* _Input rows_
========

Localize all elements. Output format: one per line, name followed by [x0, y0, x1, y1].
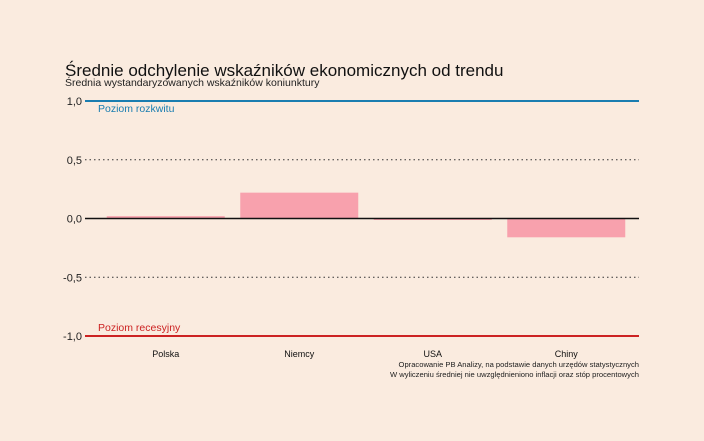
- bar: [106, 216, 225, 219]
- y-tick-label: 0,5: [67, 155, 82, 167]
- x-tick-label: Polska: [152, 349, 179, 359]
- y-tick-label: 0,0: [67, 214, 82, 226]
- y-tick-label: -1,0: [63, 331, 82, 343]
- chart-subtitle: Średnia wystandaryzowanych wskaźników ko…: [65, 77, 320, 89]
- chart-title: Średnie odchylenie wskaźników ekonomiczn…: [65, 61, 504, 80]
- y-tick-label: 1,0: [67, 96, 82, 108]
- source-note-line: W wyliczeniu średniej nie uwzględnienion…: [389, 369, 639, 379]
- x-tick-label: USA: [423, 349, 442, 359]
- x-tick-label: Niemcy: [284, 349, 315, 359]
- y-tick-label: -0,5: [63, 272, 82, 284]
- bar: [240, 192, 359, 219]
- source-note-line: Opracowanie PB Analizy, na podstawie dan…: [398, 360, 639, 369]
- reference-line-label: Poziom recesyjny: [98, 322, 181, 334]
- reference-line-label: Poziom rozkwitu: [98, 103, 175, 115]
- bar: [507, 218, 626, 238]
- source-note: Opracowanie PB Analizy, na podstawie dan…: [390, 360, 639, 379]
- x-tick-label: Chiny: [555, 349, 579, 359]
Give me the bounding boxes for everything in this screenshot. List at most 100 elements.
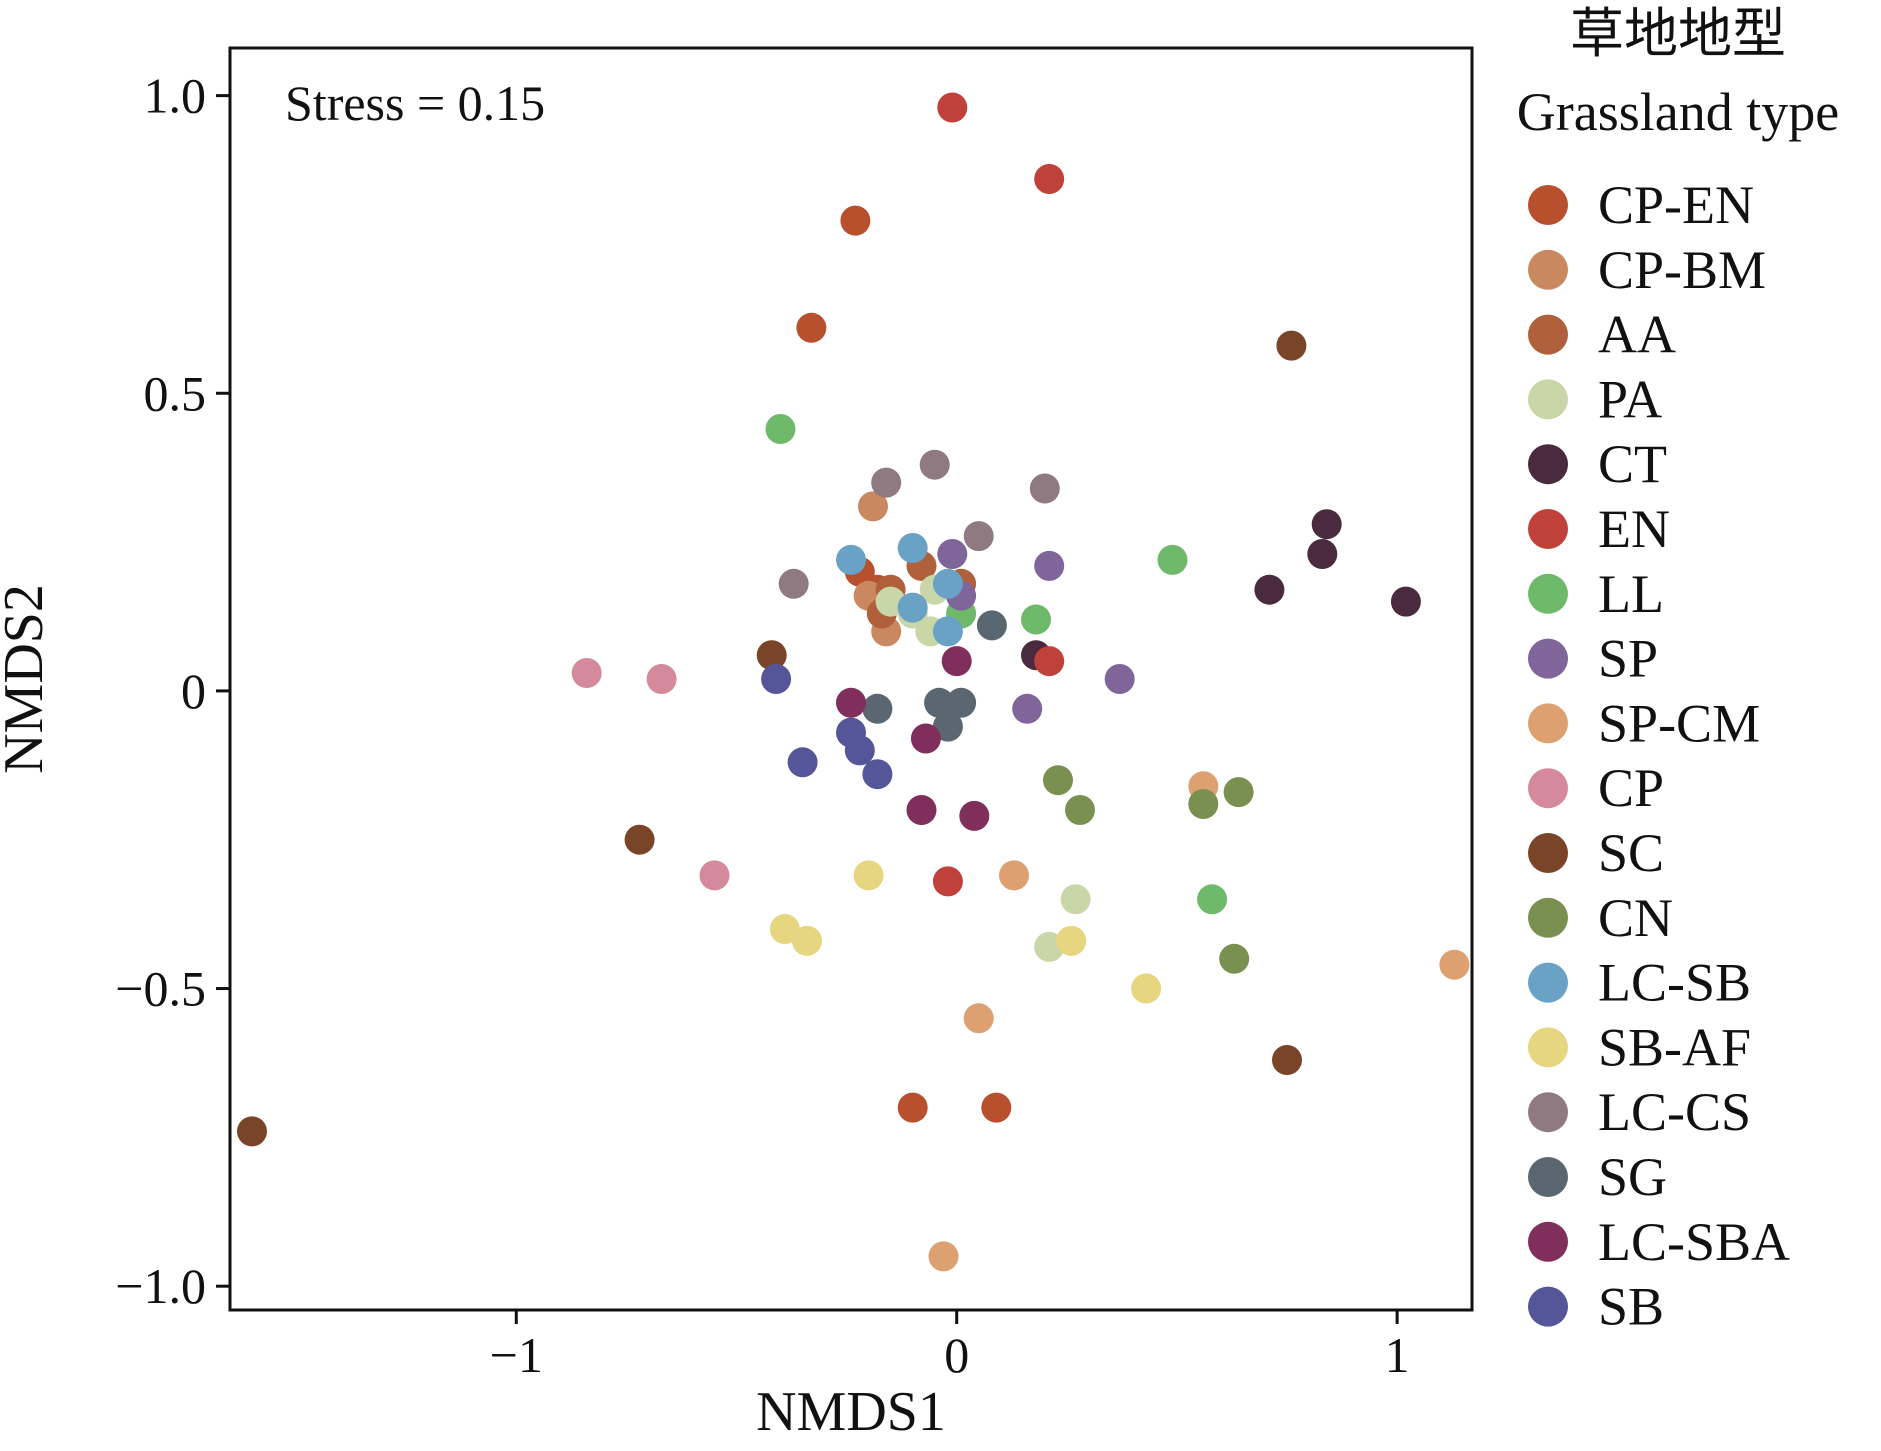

========

* _Short problem_
Retype all of the records above line for line, without changing anything, and leave out the pictures.

* _Answer to the problem_
Localize all elements. Output format: one per line, name followed by [x0, y0, x1, y1].
- bar: [106, 216, 225, 219]
- y-tick-label: 0,5: [67, 155, 82, 167]
- x-tick-label: Polska: [152, 349, 179, 359]
- y-tick-label: 0,0: [67, 214, 82, 226]
- y-tick-label: -1,0: [63, 331, 82, 343]
- chart-subtitle: Średnia wystandaryzowanych wskaźników ko…: [65, 77, 320, 89]
- chart-title: Średnie odchylenie wskaźników ekonomiczn…: [65, 61, 504, 80]
- y-tick-label: 1,0: [67, 96, 82, 108]
- source-note-line: W wyliczeniu średniej nie uwzględnienion…: [389, 369, 639, 379]
- x-tick-label: USA: [423, 349, 442, 359]
- x-tick-label: Niemcy: [284, 349, 315, 359]
- y-tick-label: -0,5: [63, 272, 82, 284]
- bar: [240, 192, 359, 219]
- source-note-line: Opracowanie PB Analizy, na podstawie dan…: [398, 360, 639, 369]
- reference-line-label: Poziom recesyjny: [98, 322, 181, 334]
- reference-line-label: Poziom rozkwitu: [98, 103, 175, 115]
- bar: [507, 218, 626, 238]
- source-note: Opracowanie PB Analizy, na podstawie dan…: [390, 360, 639, 379]
- x-tick-label: Chiny: [555, 349, 579, 359]
Give me the bounding boxes for everything in this screenshot. List at most 100 elements.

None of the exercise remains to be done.